Stored records.

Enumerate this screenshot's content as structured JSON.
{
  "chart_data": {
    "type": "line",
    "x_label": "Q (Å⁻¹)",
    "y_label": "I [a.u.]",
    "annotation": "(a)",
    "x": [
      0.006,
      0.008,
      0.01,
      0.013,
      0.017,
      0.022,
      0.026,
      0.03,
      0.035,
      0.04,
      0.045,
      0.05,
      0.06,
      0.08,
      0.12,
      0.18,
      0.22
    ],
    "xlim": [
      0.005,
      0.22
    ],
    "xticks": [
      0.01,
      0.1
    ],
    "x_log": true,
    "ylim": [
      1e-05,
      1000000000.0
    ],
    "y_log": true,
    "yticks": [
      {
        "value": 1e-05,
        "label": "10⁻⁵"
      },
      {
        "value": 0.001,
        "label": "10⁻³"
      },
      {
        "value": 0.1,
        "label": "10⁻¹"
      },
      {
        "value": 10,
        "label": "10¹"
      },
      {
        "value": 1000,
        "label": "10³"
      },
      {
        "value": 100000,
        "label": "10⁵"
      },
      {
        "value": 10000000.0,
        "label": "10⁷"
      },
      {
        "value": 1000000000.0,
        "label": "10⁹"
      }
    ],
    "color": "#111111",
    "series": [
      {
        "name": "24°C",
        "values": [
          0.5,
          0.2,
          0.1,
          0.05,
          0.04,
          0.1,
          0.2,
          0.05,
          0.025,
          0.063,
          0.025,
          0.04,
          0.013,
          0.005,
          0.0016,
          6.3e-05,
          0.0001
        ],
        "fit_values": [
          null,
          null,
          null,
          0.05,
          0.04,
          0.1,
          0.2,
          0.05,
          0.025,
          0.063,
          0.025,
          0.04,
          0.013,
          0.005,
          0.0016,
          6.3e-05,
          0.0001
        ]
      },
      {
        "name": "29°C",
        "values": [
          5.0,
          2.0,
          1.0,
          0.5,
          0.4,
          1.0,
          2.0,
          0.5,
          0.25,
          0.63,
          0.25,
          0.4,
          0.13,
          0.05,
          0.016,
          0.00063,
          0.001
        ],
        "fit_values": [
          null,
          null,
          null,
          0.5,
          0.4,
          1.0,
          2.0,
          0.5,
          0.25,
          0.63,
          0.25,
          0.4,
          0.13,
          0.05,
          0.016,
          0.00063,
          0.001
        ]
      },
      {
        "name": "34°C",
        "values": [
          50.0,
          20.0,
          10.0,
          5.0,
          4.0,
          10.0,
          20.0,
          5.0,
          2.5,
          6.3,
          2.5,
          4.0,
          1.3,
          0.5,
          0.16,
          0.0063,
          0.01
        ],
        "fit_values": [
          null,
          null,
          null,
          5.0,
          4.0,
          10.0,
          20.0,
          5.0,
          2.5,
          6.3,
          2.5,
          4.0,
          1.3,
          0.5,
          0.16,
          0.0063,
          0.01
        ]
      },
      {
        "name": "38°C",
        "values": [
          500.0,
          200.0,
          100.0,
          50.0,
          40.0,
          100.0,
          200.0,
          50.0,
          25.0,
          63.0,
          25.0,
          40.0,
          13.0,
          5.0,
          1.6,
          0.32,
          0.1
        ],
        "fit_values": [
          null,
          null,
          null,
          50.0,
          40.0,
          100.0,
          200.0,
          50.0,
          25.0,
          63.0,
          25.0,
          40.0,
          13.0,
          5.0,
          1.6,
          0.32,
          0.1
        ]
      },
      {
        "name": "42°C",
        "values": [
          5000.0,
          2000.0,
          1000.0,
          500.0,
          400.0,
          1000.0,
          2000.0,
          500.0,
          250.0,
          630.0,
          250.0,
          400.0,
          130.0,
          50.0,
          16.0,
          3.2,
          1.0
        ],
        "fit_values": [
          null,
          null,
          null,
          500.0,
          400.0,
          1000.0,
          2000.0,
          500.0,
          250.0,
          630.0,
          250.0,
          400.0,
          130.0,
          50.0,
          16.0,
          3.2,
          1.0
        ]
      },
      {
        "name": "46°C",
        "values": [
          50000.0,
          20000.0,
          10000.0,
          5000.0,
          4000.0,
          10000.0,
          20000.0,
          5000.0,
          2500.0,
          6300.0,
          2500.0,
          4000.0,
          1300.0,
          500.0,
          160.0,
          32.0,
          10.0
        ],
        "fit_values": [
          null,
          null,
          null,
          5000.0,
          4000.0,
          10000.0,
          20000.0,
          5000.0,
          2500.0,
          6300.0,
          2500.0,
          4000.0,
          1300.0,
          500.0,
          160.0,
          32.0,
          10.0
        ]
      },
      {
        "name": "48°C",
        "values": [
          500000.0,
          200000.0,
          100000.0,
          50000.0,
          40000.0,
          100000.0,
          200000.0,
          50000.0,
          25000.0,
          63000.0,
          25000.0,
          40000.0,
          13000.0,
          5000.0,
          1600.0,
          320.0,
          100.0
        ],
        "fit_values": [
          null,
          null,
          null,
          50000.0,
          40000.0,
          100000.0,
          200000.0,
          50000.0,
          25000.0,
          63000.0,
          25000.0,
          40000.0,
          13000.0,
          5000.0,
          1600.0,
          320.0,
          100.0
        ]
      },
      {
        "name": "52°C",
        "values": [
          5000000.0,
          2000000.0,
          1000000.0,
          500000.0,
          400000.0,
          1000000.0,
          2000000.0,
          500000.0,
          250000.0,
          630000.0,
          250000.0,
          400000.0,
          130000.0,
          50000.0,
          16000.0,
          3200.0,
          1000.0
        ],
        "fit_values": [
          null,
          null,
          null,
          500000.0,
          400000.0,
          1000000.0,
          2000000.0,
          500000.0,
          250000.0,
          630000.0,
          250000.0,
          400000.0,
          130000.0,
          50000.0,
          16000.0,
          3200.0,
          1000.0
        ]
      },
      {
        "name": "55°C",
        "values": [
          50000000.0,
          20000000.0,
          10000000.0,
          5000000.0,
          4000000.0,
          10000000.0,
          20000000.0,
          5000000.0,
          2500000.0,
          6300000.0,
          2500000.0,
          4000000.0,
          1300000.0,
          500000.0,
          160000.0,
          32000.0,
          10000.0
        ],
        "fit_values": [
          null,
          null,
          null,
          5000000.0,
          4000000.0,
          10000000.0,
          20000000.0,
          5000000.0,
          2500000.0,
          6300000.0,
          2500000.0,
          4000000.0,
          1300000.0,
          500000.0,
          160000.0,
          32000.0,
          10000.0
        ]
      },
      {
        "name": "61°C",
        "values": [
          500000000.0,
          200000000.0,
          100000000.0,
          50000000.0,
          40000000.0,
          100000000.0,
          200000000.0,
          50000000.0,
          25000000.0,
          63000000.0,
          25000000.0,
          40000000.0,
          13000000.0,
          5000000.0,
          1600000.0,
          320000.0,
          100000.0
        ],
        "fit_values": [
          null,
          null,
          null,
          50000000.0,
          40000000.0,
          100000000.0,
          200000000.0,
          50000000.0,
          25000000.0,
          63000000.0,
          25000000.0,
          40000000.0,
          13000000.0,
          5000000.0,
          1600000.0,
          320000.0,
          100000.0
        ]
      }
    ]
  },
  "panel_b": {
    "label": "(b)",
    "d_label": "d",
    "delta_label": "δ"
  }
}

Written problem. Within the listing above, find every line containing the string "name" and return it.

Written answer.
        "name": "24°C",
        "name": "29°C",
        "name": "34°C",
        "name": "38°C",
        "name": "42°C",
        "name": "46°C",
        "name": "48°C",
        "name": "52°C",
        "name": "55°C",
        "name": "61°C",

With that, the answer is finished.